◆ **Input records**
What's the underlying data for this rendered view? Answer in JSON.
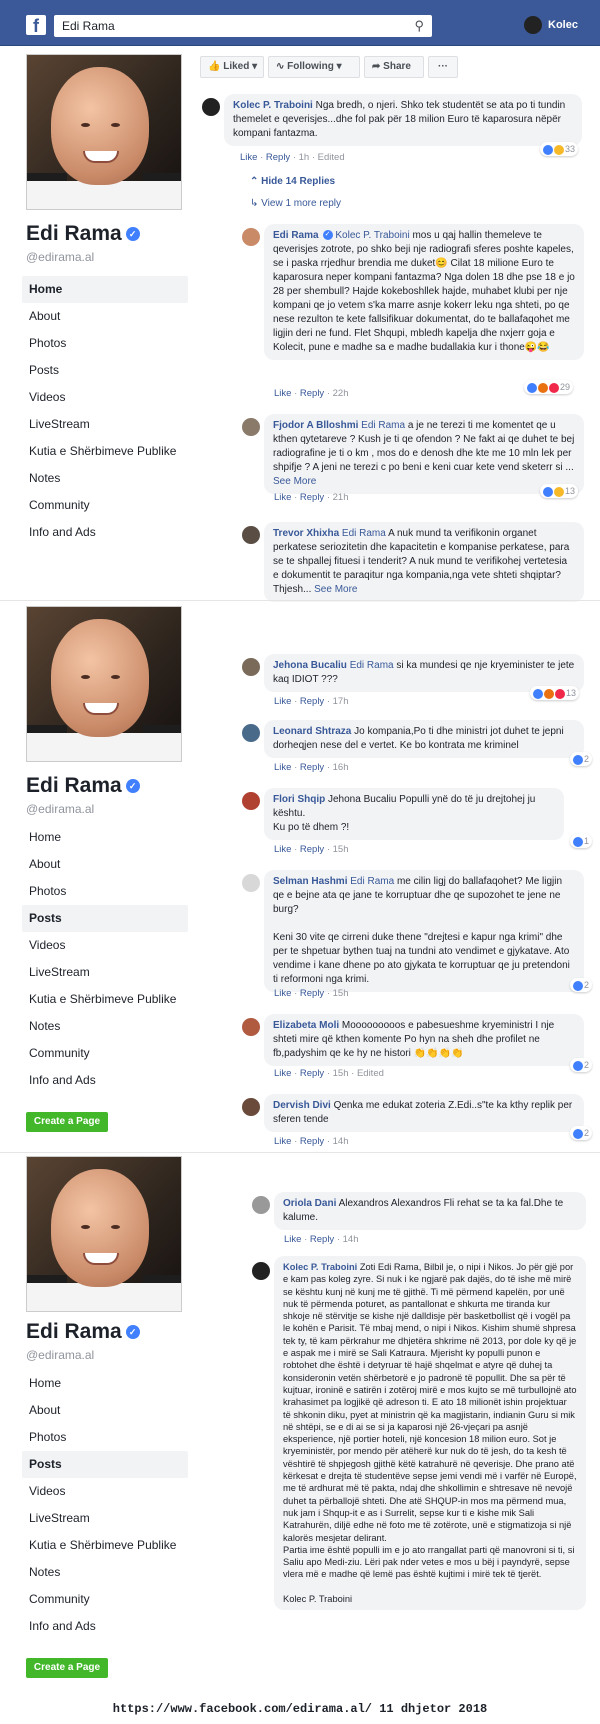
{
  "topbar": {
    "search_value": "Edi Rama",
    "user_name": "Kolec"
  },
  "profile": {
    "name": "Edi Rama",
    "handle": "@edirama.al",
    "nav": [
      "Home",
      "About",
      "Photos",
      "Posts",
      "Videos",
      "LiveStream",
      "Kutia e Shërbimeve Publike",
      "Notes",
      "Community",
      "Info and Ads"
    ],
    "create_page": "Create a Page"
  },
  "actions": {
    "liked": "Liked",
    "following": "Following",
    "share": "Share",
    "more": "···"
  },
  "c1": {
    "author": "Kolec P. Traboini",
    "text": "Nga bredh, o njeri. Shko tek studentët se ata po ti tundin themelet e qeverisjes...dhe fol pak për 18 milion Euro të kaparosura nëpër kompani fantazma.",
    "like": "Like",
    "reply": "Reply",
    "time": "1h",
    "edited": "Edited",
    "reacts": "33"
  },
  "hide_replies": "Hide 14 Replies",
  "more_reply": "View 1 more reply",
  "r1": {
    "author": "Edi Rama",
    "mention": "Kolec P. Traboini",
    "text": "mos u qaj hallin themeleve te qeverisjes zotrote, po shko beji nje radiografi sferes poshte kapeles, se i paska rrjedhur brendia me duket😊 Cilat 18 milione Euro te kaparosura neper kompani fantazma? Nga dolen 18 dhe pse 18 e jo 28 per shembull? Hajde kokeboshllek hajde, muhabet klubi per nje kompani qe jo vetem s'ka marre asnje kokerr leku nga shteti, po qe nese rezulton te kete fallsifikuar dokumentat, do te ballafaqohet me ligjin deri ne fund. Flet Shqupi, mbledh kapelja dhe nxjerr goja e Kolecit, pune e madhe sa e madhe budallakia kur i thone😜😂",
    "like": "Like",
    "reply": "Reply",
    "time": "22h",
    "reacts": "29"
  },
  "r2": {
    "author": "Fjodor A Blloshmi",
    "mention": "Edi Rama",
    "text": "a je ne terezi ti me komentet qe u kthen qytetareve ? Kush je ti qe ofendon ? Ne fakt ai qe duhet te bej radiografine je ti o km , mos do e denosh dhe kte me 10 mln lek per shpifje ? A jeni ne terezi c po beni e keni cuar kete vend sketerr si ...",
    "see_more": "See More",
    "like": "Like",
    "reply": "Reply",
    "time": "21h",
    "reacts": "13"
  },
  "r3": {
    "author": "Trevor Xhixha",
    "mention": "Edi Rama",
    "text": "A nuk mund ta verifikonin organet perkatese seriozitetin dhe kapacitetin e kompanise perkatese, para se te shpallej fituesi i tenderit? A nuk mund te verifikohej vertetesia e dokumentit te paraqitur nga kompania,nga vete shteti shqiptar?Thjesh...",
    "see_more": "See More"
  },
  "r4": {
    "author": "Jehona Bucaliu",
    "mention": "Edi Rama",
    "text": "si ka mundesi qe nje kryeminister te jete kaq IDIOT ???",
    "like": "Like",
    "reply": "Reply",
    "time": "17h",
    "reacts": "13"
  },
  "r5": {
    "author": "Leonard Shtraza",
    "text": "Jo kompania,Po ti dhe ministri jot duhet te jepni dorheqjen nese del e vertet. Ke bo kontrata me kriminel",
    "like": "Like",
    "reply": "Reply",
    "time": "16h",
    "reacts": "2"
  },
  "r6": {
    "author": "Flori Shqip",
    "text": "Jehona Bucaliu Populli ynë do të ju drejtohej ju kështu.",
    "text2": "Ku po të dhem ?!",
    "like": "Like",
    "reply": "Reply",
    "time": "15h",
    "reacts": "1"
  },
  "r7": {
    "author": "Selman Hashmi",
    "mention": "Edi Rama",
    "text": "me cilin ligj do ballafaqohet? Me ligjin qe e bejne ata qe jane te korruptuar dhe qe supozohet te jene ne burg?",
    "text2": "Keni 30 vite qe cirreni duke thene \"drejtesi e kapur nga krimi\" dhe per te shpetuar bythen tuaj na tundni ato vendimet e gjykatave. Ato vendime i kane dhene po ato gjykata te korruptuar qe ju pretendoni ti reformoni nga krimi.",
    "like": "Like",
    "reply": "Reply",
    "time": "15h",
    "reacts": "2"
  },
  "r8": {
    "author": "Elizabeta Moli",
    "text": "Mooooooooos e pabesueshme kryeministri I nje shteti mire që kthen komente Po hyn na sheh dhe profilet ne fb,padyshim qe ke hy ne histori 👏👏👏👏",
    "like": "Like",
    "reply": "Reply",
    "time": "15h",
    "edited": "Edited",
    "reacts": "2"
  },
  "r9": {
    "author": "Dervish Divi",
    "text": "Qenka me edukat zoteria Z.Edi..s\"te ka kthy replik per sferen tende",
    "like": "Like",
    "reply": "Reply",
    "time": "14h",
    "reacts": "2"
  },
  "r10": {
    "author": "Oriola Dani",
    "text": "Alexandros Alexandros Fli rehat se ta ka fal.Dhe te kalume.",
    "like": "Like",
    "reply": "Reply",
    "time": "14h"
  },
  "r11": {
    "author": "Kolec P. Traboini",
    "text": "Zoti Edi Rama, Bilbil je, o nipi i Nikos. Jo për gjë por e kam pas koleg zyre. Si nuk i ke ngjarë pak dajës, do të ishe më mirë se kështu kunj në kunj me të gjithë. Ti më përmend kapelën, por unë nuk të përmenda poturet, as pantallonat e shkurta me tiranda kur shkoje në stërvitje se kishe një dalldisje për basketbollist që i vogël pa le kohën e Parisit. Të mbaj mend, o nipi i Nikos. Kishim shumë shpresa tek ty, të kam përkrahur me dhjetëra shkrime në 2013, por dole ky që je e aspak me i mirë se Sali Katraura. Mjerisht ky populli punon e robtohet dhe është i detyruar të hajë shqelmat e atyre që duhej ta konsideronin vetën shërbetorë e jo padronë të popullit. Dhe sa për të kujtuar, ironinë e satirën i zotëroj mirë e mos kujto se më turbullojnë ato krahasimet pa logjikë që adreson ti. E ato 18 milionët ishin projektuar të shkonin diku, pyet at ministrin që ka magjistarin, indianin Guru si mik në shtëpi, se e di ai se si ja kaparosi një 26-vjeçari pa asnjë eksperience, një portier hoteli, një koncesion 18 milion euro. Sot je kryeministër, por mendo për atëherë kur nuk do të jesh, do ta kesh të vështirë të shpjegosh gjithë këtë katrahurë në qeverisje. Dhe prano atë kërkesat e drejta të studentëve sepse jemi vendi më i varfër në Europë, me të ardhurat më të pakta, ndaj dhe shkollimin e shtresave në nevojë duhet ta përballojë shteti. Dhe atë SHQUP-in mos ma përmend mua, nuk jam i Shqup-it e as i Surrelit, sepse kur ti e kishe mik Sali Katrahurën, diljë edhe në foto me të zotërote, unë e stigmatizoja si një kalorës mesjetar delirant.",
    "text2": "Partia ime është populli im e jo ato rrangallat parti që manovroni si ti, si Saliu apo Medi-ziu. Lëri pak nder vetes e mos u bëj i payndyrë, sepse vlera më e madhe që lemë pas është kujtimi i mirë tek të tjerët.",
    "sign": "Kolec P. Traboini"
  },
  "footer": "https://www.facebook.com/edirama.al/ 11 dhjetor 2018",
  "colors": {
    "fb_blue": "#3b5998",
    "link": "#385898",
    "create": "#42b72a"
  }
}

◆ **Exercise brief**
Without the pictures, reproduce every line of the records above exactly.

◆ **Task response**
What's the underlying data for this rendered view? Answer in JSON.
{
  "topbar": {
    "search_value": "Edi Rama",
    "user_name": "Kolec"
  },
  "profile": {
    "name": "Edi Rama",
    "handle": "@edirama.al",
    "nav": [
      "Home",
      "About",
      "Photos",
      "Posts",
      "Videos",
      "LiveStream",
      "Kutia e Shërbimeve Publike",
      "Notes",
      "Community",
      "Info and Ads"
    ],
    "create_page": "Create a Page"
  },
  "actions": {
    "liked": "Liked",
    "following": "Following",
    "share": "Share",
    "more": "···"
  },
  "c1": {
    "author": "Kolec P. Traboini",
    "text": "Nga bredh, o njeri. Shko tek studentët se ata po ti tundin themelet e qeverisjes...dhe fol pak për 18 milion Euro të kaparosura nëpër kompani fantazma.",
    "like": "Like",
    "reply": "Reply",
    "time": "1h",
    "edited": "Edited",
    "reacts": "33"
  },
  "hide_replies": "Hide 14 Replies",
  "more_reply": "View 1 more reply",
  "r1": {
    "author": "Edi Rama",
    "mention": "Kolec P. Traboini",
    "text": "mos u qaj hallin themeleve te qeverisjes zotrote, po shko beji nje radiografi sferes poshte kapeles, se i paska rrjedhur brendia me duket😊 Cilat 18 milione Euro te kaparosura neper kompani fantazma? Nga dolen 18 dhe pse 18 e jo 28 per shembull? Hajde kokeboshllek hajde, muhabet klubi per nje kompani qe jo vetem s'ka marre asnje kokerr leku nga shteti, po qe nese rezulton te kete fallsifikuar dokumentat, do te ballafaqohet me ligjin deri ne fund. Flet Shqupi, mbledh kapelja dhe nxjerr goja e Kolecit, pune e madhe sa e madhe budallakia kur i thone😜😂",
    "like": "Like",
    "reply": "Reply",
    "time": "22h",
    "reacts": "29"
  },
  "r2": {
    "author": "Fjodor A Blloshmi",
    "mention": "Edi Rama",
    "text": "a je ne terezi ti me komentet qe u kthen qytetareve ? Kush je ti qe ofendon ? Ne fakt ai qe duhet te bej radiografine je ti o km , mos do e denosh dhe kte me 10 mln lek per shpifje ? A jeni ne terezi c po beni e keni cuar kete vend sketerr si ...",
    "see_more": "See More",
    "like": "Like",
    "reply": "Reply",
    "time": "21h",
    "reacts": "13"
  },
  "r3": {
    "author": "Trevor Xhixha",
    "mention": "Edi Rama",
    "text": "A nuk mund ta verifikonin organet perkatese seriozitetin dhe kapacitetin e kompanise perkatese, para se te shpallej fituesi i tenderit? A nuk mund te verifikohej vertetesia e dokumentit te paraqitur nga kompania,nga vete shteti shqiptar?Thjesh...",
    "see_more": "See More"
  },
  "r4": {
    "author": "Jehona Bucaliu",
    "mention": "Edi Rama",
    "text": "si ka mundesi qe nje kryeminister te jete kaq IDIOT ???",
    "like": "Like",
    "reply": "Reply",
    "time": "17h",
    "reacts": "13"
  },
  "r5": {
    "author": "Leonard Shtraza",
    "text": "Jo kompania,Po ti dhe ministri jot duhet te jepni dorheqjen nese del e vertet. Ke bo kontrata me kriminel",
    "like": "Like",
    "reply": "Reply",
    "time": "16h",
    "reacts": "2"
  },
  "r6": {
    "author": "Flori Shqip",
    "text": "Jehona Bucaliu Populli ynë do të ju drejtohej ju kështu.",
    "text2": "Ku po të dhem ?!",
    "like": "Like",
    "reply": "Reply",
    "time": "15h",
    "reacts": "1"
  },
  "r7": {
    "author": "Selman Hashmi",
    "mention": "Edi Rama",
    "text": "me cilin ligj do ballafaqohet? Me ligjin qe e bejne ata qe jane te korruptuar dhe qe supozohet te jene ne burg?",
    "text2": "Keni 30 vite qe cirreni duke thene \"drejtesi e kapur nga krimi\" dhe per te shpetuar bythen tuaj na tundni ato vendimet e gjykatave. Ato vendime i kane dhene po ato gjykata te korruptuar qe ju pretendoni ti reformoni nga krimi.",
    "like": "Like",
    "reply": "Reply",
    "time": "15h",
    "reacts": "2"
  },
  "r8": {
    "author": "Elizabeta Moli",
    "text": "Mooooooooos e pabesueshme kryeministri I nje shteti mire që kthen komente Po hyn na sheh dhe profilet ne fb,padyshim qe ke hy ne histori 👏👏👏👏",
    "like": "Like",
    "reply": "Reply",
    "time": "15h",
    "edited": "Edited",
    "reacts": "2"
  },
  "r9": {
    "author": "Dervish Divi",
    "text": "Qenka me edukat zoteria Z.Edi..s\"te ka kthy replik per sferen tende",
    "like": "Like",
    "reply": "Reply",
    "time": "14h",
    "reacts": "2"
  },
  "r10": {
    "author": "Oriola Dani",
    "text": "Alexandros Alexandros Fli rehat se ta ka fal.Dhe te kalume.",
    "like": "Like",
    "reply": "Reply",
    "time": "14h"
  },
  "r11": {
    "author": "Kolec P. Traboini",
    "text": "Zoti Edi Rama, Bilbil je, o nipi i Nikos. Jo për gjë por e kam pas koleg zyre. Si nuk i ke ngjarë pak dajës, do të ishe më mirë se kështu kunj në kunj me të gjithë. Ti më përmend kapelën, por unë nuk të përmenda poturet, as pantallonat e shkurta me tiranda kur shkoje në stërvitje se kishe një dalldisje për basketbollist që i vogël pa le kohën e Parisit. Të mbaj mend, o nipi i Nikos. Kishim shumë shpresa tek ty, të kam përkrahur me dhjetëra shkrime në 2013, por dole ky që je e aspak me i mirë se Sali Katraura. Mjerisht ky populli punon e robtohet dhe është i detyruar të hajë shqelmat e atyre që duhej ta konsideronin vetën shërbetorë e jo padronë të popullit. Dhe sa për të kujtuar, ironinë e satirën i zotëroj mirë e mos kujto se më turbullojnë ato krahasimet pa logjikë që adreson ti. E ato 18 milionët ishin projektuar të shkonin diku, pyet at ministrin që ka magjistarin, indianin Guru si mik në shtëpi, se e di ai se si ja kaparosi një 26-vjeçari pa asnjë eksperience, një portier hoteli, një koncesion 18 milion euro. Sot je kryeministër, por mendo për atëherë kur nuk do të jesh, do ta kesh të vështirë të shpjegosh gjithë këtë katrahurë në qeverisje. Dhe prano atë kërkesat e drejta të studentëve sepse jemi vendi më i varfër në Europë, me të ardhurat më të pakta, ndaj dhe shkollimin e shtresave në nevojë duhet ta përballojë shteti. Dhe atë SHQUP-in mos ma përmend mua, nuk jam i Shqup-it e as i Surrelit, sepse kur ti e kishe mik Sali Katrahurën, diljë edhe në foto me të zotërote, unë e stigmatizoja si një kalorës mesjetar delirant.",
    "text2": "Partia ime është populli im e jo ato rrangallat parti që manovroni si ti, si Saliu apo Medi-ziu. Lëri pak nder vetes e mos u bëj i payndyrë, sepse vlera më e madhe që lemë pas është kujtimi i mirë tek të tjerët.",
    "sign": "Kolec P. Traboini"
  },
  "footer": "https://www.facebook.com/edirama.al/ 11 dhjetor 2018",
  "colors": {
    "fb_blue": "#3b5998",
    "link": "#385898",
    "create": "#42b72a"
  }
}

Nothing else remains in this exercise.